• Work to do: Write out every line below that includes the word "subtitle".

• Stored entries:
========================================================================

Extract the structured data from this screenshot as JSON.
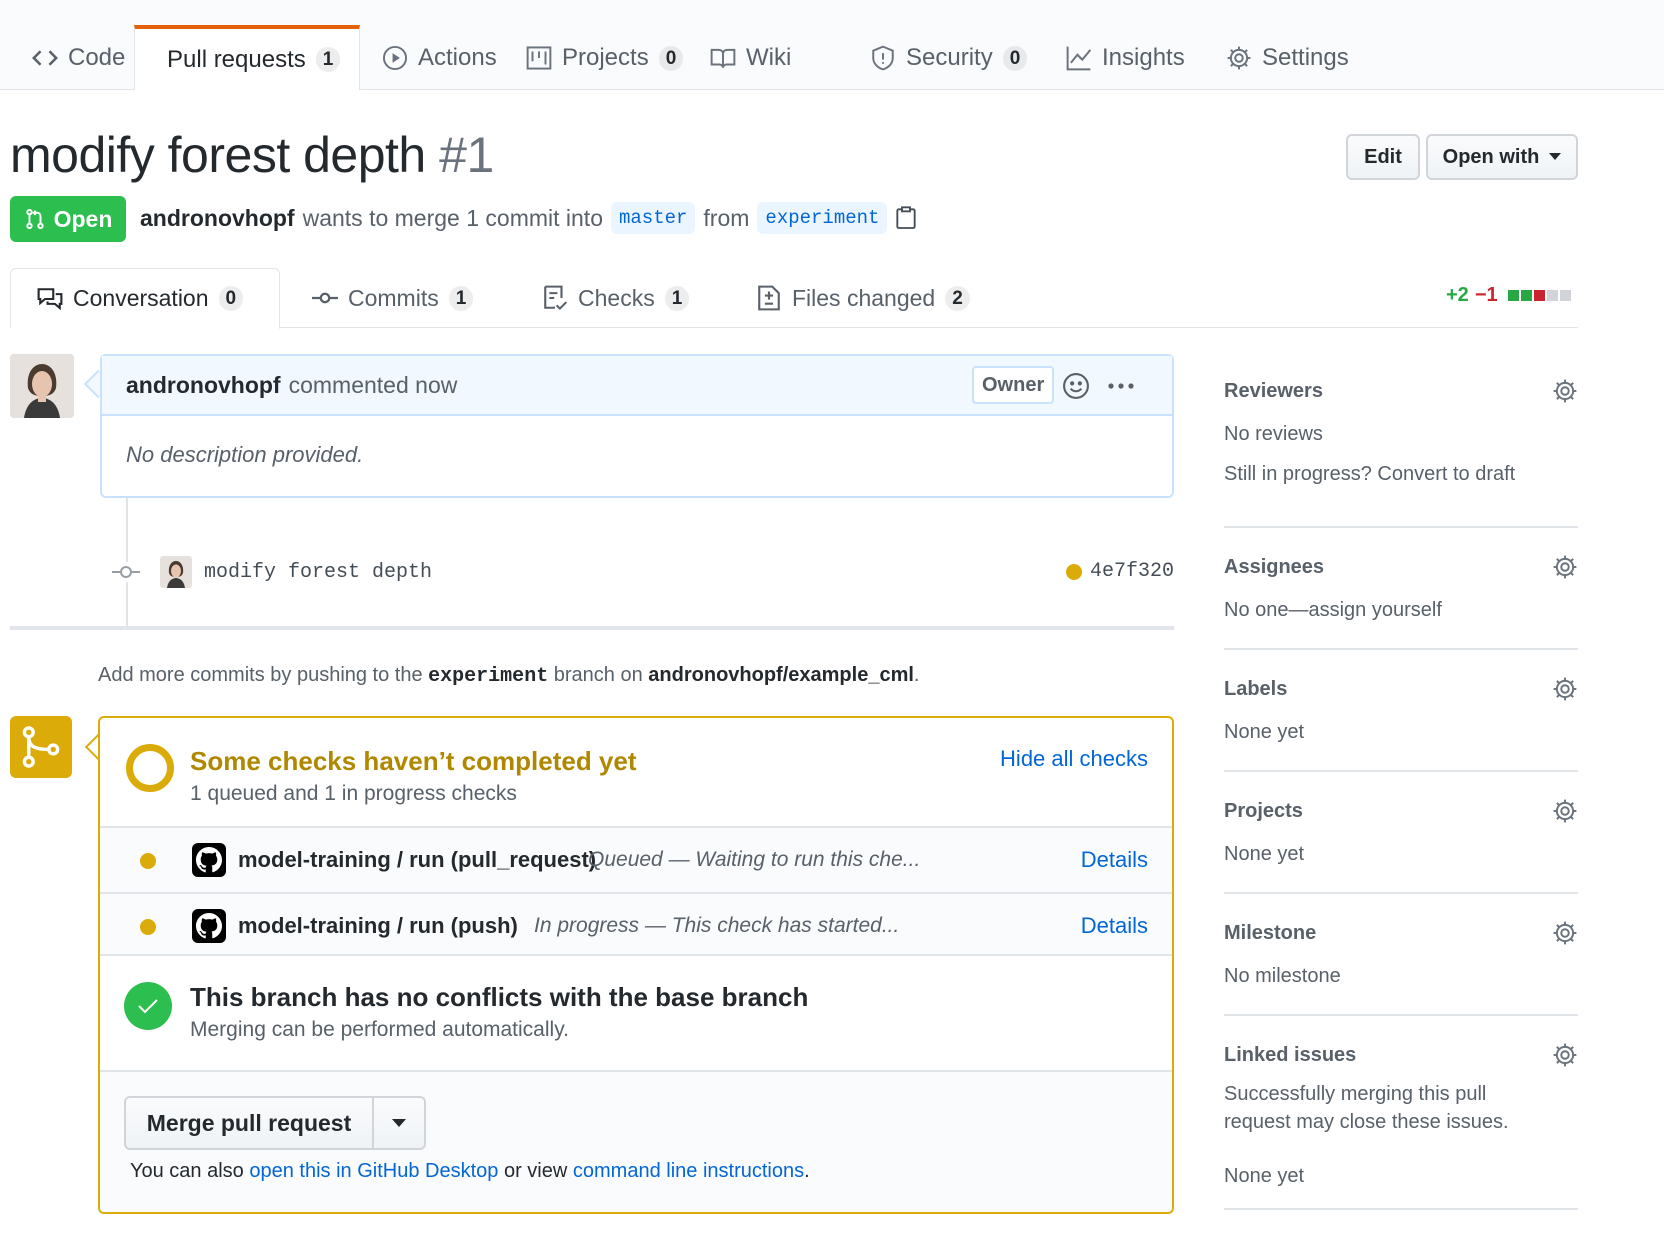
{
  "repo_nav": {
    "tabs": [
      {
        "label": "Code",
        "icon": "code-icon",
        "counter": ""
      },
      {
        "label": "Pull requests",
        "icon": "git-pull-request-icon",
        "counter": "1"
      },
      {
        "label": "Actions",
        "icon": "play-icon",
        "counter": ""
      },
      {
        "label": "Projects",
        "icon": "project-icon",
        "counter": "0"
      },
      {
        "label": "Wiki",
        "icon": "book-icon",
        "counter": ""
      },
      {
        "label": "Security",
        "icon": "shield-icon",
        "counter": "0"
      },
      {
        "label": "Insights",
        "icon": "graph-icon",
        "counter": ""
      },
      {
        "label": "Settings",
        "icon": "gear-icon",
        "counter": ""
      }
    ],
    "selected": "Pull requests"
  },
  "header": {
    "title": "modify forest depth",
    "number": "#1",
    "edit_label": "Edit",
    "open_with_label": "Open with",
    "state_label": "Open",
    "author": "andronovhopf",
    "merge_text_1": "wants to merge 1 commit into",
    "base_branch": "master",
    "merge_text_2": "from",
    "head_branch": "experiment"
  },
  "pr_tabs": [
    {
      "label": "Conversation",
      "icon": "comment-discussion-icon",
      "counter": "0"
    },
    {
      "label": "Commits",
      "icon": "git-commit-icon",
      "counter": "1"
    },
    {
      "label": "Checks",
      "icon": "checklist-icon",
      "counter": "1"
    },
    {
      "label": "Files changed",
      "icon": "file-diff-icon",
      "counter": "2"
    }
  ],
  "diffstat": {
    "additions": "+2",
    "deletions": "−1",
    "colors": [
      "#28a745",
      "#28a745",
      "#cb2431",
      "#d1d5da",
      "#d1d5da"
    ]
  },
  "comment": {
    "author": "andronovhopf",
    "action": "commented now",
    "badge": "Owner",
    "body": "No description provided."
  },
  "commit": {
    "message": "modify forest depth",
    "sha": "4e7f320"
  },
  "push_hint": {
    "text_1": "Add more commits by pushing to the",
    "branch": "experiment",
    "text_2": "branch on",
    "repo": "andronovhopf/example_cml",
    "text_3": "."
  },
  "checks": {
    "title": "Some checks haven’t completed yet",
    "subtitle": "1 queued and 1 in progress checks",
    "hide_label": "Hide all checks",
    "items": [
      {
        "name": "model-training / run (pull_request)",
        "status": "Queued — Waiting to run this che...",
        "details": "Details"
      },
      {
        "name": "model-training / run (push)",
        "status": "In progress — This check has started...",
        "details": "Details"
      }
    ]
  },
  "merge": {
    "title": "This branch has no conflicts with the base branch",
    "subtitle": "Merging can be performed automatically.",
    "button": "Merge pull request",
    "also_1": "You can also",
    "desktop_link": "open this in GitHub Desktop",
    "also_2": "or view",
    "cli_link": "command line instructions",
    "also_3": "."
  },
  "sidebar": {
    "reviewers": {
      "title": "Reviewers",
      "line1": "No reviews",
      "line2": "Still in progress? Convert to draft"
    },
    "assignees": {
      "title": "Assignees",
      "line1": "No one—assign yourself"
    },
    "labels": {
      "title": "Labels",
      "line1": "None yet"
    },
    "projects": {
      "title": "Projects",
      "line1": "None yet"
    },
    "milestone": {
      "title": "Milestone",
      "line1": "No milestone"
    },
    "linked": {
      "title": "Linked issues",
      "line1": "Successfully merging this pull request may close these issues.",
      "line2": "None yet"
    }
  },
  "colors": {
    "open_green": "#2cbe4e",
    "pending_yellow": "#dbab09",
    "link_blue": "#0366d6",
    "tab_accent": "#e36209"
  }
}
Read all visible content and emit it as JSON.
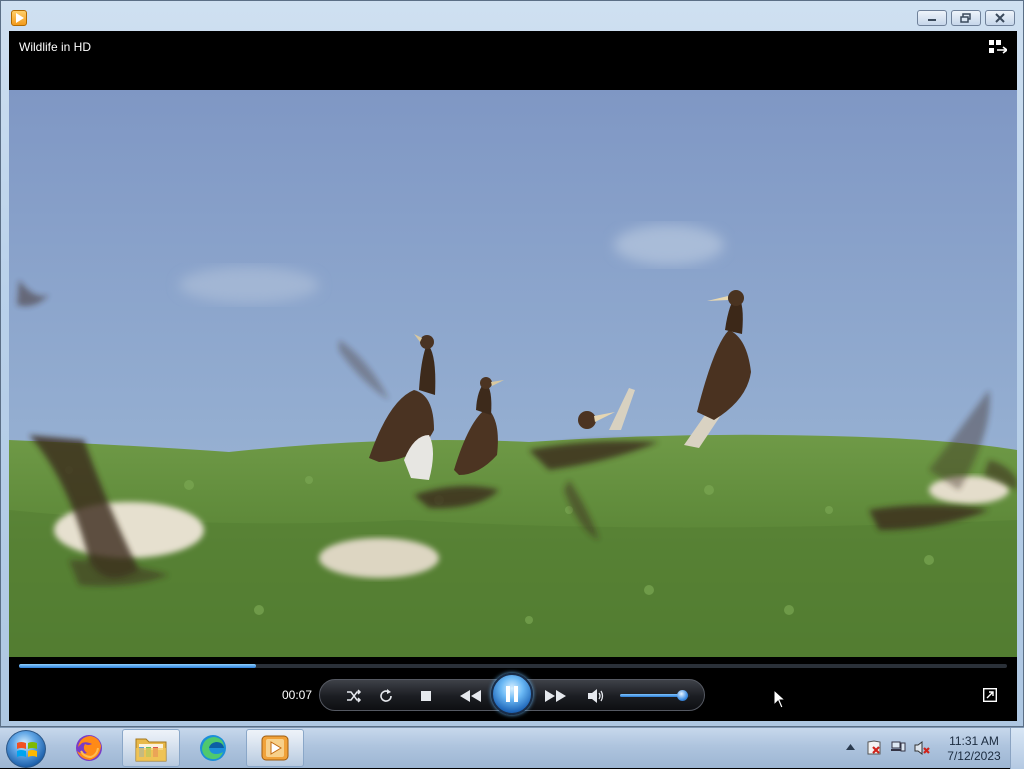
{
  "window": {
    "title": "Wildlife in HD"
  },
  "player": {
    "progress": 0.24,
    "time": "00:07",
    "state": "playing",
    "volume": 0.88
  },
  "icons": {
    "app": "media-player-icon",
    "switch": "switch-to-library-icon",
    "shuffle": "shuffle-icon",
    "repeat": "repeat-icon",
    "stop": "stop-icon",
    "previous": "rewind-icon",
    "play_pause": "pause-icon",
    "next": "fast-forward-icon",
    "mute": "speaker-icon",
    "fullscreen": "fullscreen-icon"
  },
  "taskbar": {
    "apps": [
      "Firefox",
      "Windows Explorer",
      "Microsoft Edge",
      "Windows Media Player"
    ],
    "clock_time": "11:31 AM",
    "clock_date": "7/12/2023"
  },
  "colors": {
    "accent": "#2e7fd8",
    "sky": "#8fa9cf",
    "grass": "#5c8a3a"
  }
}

========================================================================

• Solution:
    "subtitle": "1 queued and 1 in progress checks",
    "subtitle": "Merging can be performed automatically.",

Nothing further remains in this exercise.